Extrait source:
--

Connaissez-vous Fairfield Osborn ?

Il y a environ dix-huit mois, un matin comme ce lundi 4 février, coup de téléphone. Pierre Rabhi. Certains d’entre vous connaissent sûrement ce paysan-philosophe, ce penseur écologiste. J’entretiens avec lui ce qui ressemble beaucoup à une relation d’amitié.

Rabhi, donc. Qui me signale un livre dont je n’ai jamais entendu parler : La planète au pillage, de Fairfield Osborn, lui-même parfait inconnu. Traduit de l’américain, publié chez Payot en 1949, il est entièrement consacré à la crise écologique mondiale. Hum. Intrigué, je commande le livre, bien entendu difficile à trouver. Un libraire d’Amiens me le déniche et me l’envoie.

Et je tombe à la renverse. Car le livre d’Osborn est un chef d’oeuvre. Écrit à la sortie de la guerre, alors que déferle l’industrialisation du monde, et les illusions qui l’accompagnent, il dit ce qui va vraiment se passer. Osborn, qui est un grand scientifique, président de Société zoologique de New York, livre une admirable synthèse de la situation mondiale.

Comme il n’est pas du genre à reculer devant la difficulté, il prend l’histoire de l’homme et de ses épopées à bras le corps : avant-hier, hier, aujourd’hui et même demain. Avec des développements régionaux concernant l’Asie, la Russie, l’Amérique, l’Europe alors exsangue, etc.

--

Consigne 1:
Répondez à ces questions à partir du texte sur Fairfield Osborn :
(a) Qui signale à l'auteur le livre La planète au pillage ?
(b) Chez quel éditeur et en quelle année ce livre a-t-il été publié ?
(c) Quelle société Osborn préside-t-il ?

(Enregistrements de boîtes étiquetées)
--

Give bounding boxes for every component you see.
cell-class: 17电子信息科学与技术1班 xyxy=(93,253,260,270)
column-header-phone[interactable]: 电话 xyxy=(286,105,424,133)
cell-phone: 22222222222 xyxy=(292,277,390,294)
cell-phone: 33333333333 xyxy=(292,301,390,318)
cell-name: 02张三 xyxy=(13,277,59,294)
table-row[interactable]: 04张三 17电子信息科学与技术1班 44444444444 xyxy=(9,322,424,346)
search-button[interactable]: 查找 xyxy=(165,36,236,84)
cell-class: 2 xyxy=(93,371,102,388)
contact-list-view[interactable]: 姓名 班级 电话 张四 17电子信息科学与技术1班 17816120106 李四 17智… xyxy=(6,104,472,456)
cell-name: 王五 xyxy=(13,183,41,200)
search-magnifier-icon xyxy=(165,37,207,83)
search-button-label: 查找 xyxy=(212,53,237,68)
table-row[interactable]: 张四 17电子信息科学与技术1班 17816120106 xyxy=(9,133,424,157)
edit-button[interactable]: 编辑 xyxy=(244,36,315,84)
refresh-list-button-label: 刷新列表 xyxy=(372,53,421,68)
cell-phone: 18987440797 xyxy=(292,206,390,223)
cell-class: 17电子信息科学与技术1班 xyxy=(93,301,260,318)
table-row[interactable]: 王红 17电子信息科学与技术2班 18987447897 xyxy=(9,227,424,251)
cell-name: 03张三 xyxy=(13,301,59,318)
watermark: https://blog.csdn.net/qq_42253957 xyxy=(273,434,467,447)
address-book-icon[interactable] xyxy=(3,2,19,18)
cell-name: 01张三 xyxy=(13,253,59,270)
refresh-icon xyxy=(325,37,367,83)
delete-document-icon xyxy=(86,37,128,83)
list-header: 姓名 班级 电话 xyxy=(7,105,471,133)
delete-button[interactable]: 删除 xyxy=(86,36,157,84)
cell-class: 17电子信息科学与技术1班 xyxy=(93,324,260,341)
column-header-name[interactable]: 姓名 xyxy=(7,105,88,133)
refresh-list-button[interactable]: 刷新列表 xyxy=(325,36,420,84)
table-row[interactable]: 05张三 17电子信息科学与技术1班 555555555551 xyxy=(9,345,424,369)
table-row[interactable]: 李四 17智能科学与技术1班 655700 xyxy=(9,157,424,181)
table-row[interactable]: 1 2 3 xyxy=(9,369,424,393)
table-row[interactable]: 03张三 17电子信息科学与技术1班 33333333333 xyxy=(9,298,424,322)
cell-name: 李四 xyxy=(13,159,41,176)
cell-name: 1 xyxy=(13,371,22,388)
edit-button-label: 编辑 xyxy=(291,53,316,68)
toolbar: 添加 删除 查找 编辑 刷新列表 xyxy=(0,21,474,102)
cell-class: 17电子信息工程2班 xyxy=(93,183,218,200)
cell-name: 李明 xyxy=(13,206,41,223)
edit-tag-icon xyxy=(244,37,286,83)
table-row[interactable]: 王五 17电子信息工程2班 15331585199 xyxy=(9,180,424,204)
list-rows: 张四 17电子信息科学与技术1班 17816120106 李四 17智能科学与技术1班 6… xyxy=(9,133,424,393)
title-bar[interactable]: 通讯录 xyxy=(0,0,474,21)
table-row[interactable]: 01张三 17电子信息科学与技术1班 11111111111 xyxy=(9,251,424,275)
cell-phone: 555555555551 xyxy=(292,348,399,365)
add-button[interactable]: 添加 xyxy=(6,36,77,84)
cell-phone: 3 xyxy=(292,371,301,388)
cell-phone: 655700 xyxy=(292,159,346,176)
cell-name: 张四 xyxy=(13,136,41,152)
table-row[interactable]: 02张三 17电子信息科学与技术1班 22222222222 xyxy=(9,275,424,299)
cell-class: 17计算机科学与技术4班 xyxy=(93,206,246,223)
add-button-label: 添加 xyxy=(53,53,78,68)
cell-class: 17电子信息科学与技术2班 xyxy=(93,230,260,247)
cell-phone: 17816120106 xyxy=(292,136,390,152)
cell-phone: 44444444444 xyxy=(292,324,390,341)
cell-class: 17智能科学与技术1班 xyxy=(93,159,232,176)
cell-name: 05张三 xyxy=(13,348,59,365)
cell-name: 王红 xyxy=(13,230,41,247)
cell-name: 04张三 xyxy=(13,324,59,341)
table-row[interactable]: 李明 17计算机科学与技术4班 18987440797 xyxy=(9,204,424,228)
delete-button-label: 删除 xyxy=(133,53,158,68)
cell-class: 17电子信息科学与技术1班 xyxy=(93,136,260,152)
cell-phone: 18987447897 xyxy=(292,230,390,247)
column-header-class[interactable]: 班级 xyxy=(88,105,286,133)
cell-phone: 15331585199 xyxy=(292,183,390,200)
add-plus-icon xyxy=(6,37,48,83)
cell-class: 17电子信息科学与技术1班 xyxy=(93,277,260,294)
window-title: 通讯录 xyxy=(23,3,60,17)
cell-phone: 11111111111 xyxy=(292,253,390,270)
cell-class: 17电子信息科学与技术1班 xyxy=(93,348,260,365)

--

Consigne 2:
Présentez sous forme de liste numérotée, sans lignes vides, les enregistrements depuis leur début jusqu'à la ligne contenant "edit-button[interactable]: 编辑 xyxy=(244,36,315,84)", celle-ci comprise.

Réponse attendue 1:
(a) Pierre Rabhi.
(b) Chez Payot, en 1949.
(c) La Société zoologique de New York.

Réponse attendue 2:
1. Give bounding boxes for every component you see.
2. cell-class: 17电子信息科学与技术1班 xyxy=(93,253,260,270)
3. column-header-phone[interactable]: 电话 xyxy=(286,105,424,133)
4. cell-phone: 22222222222 xyxy=(292,277,390,294)
5. cell-phone: 33333333333 xyxy=(292,301,390,318)
6. cell-name: 02张三 xyxy=(13,277,59,294)
7. table-row[interactable]: 04张三 17电子信息科学与技术1班 44444444444 xyxy=(9,322,424,346)
8. search-button[interactable]: 查找 xyxy=(165,36,236,84)
9. cell-class: 2 xyxy=(93,371,102,388)
10. contact-list-view[interactable]: 姓名 班级 电话 张四 17电子信息科学与技术1班 17816120106 李四 17智… xyxy=(6,104,472,456)
11. cell-name: 王五 xyxy=(13,183,41,200)
12. search-magnifier-icon xyxy=(165,37,207,83)
13. search-button-label: 查找 xyxy=(212,53,237,68)
14. table-row[interactable]: 张四 17电子信息科学与技术1班 17816120106 xyxy=(9,133,424,157)
15. edit-button[interactable]: 编辑 xyxy=(244,36,315,84)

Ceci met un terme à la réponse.